Collected data entries:
::::::
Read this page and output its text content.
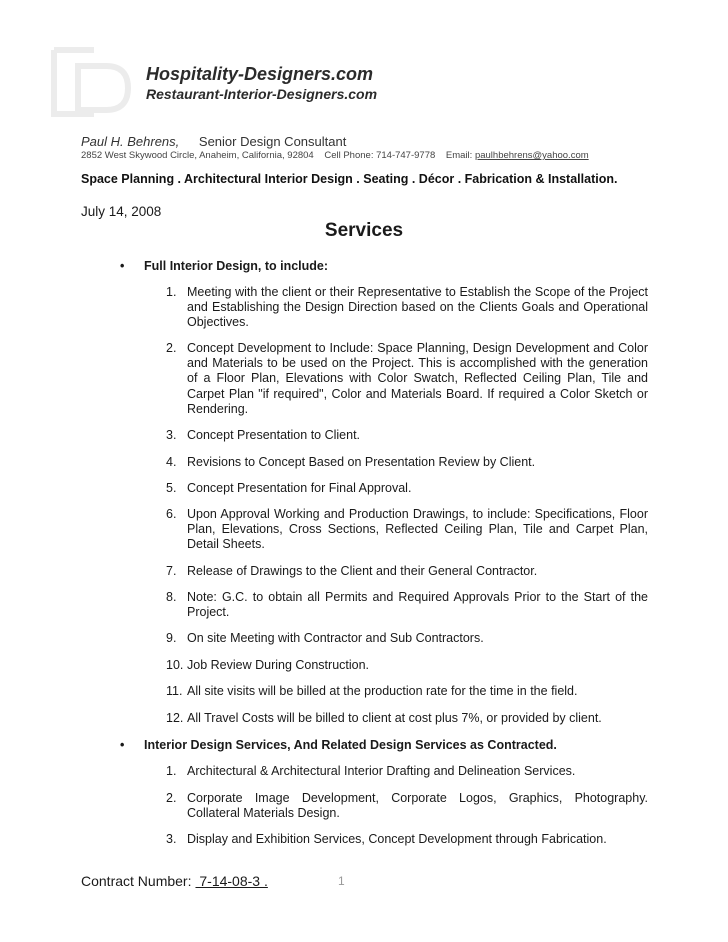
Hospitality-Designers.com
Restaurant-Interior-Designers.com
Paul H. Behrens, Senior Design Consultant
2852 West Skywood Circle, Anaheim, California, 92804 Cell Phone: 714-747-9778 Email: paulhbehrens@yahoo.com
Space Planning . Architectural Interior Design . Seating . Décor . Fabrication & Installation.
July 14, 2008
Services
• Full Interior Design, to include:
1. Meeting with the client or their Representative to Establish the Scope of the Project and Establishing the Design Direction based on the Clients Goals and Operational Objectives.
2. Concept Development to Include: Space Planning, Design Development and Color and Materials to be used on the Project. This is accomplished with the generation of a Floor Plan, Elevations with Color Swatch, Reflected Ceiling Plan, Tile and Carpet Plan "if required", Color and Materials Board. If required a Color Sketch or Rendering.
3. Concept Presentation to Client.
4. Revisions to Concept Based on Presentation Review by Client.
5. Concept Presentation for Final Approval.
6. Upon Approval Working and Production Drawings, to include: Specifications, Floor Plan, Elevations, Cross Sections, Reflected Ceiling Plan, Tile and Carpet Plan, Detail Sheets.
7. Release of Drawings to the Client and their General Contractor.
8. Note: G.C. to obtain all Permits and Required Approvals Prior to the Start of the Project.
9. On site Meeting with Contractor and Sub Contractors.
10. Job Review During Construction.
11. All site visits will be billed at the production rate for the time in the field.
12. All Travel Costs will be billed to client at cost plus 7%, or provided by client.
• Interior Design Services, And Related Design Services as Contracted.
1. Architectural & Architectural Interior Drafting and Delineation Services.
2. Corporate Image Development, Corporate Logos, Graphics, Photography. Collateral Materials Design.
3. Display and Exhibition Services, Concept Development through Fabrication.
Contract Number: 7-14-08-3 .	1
::::::
▶ **Aim**
List each line of the records that holds the string "Project".

▶ **Result of the task**
1. Meeting with the client or their Representative to Establish the Scope of the Project and Establishing the Design Direction based on the Clients Goals and Operational Objectives.
2. Concept Development to Include: Space Planning, Design Development and Color and Materials to be used on the Project. This is accomplished with the generation of a Floor Plan, Elevations with Color Swatch, Reflected Ceiling Plan, Tile and Carpet Plan "if required", Color and Materials Board. If required a Color Sketch or Rendering.
8. Note: G.C. to obtain all Permits and Required Approvals Prior to the Start of the Project.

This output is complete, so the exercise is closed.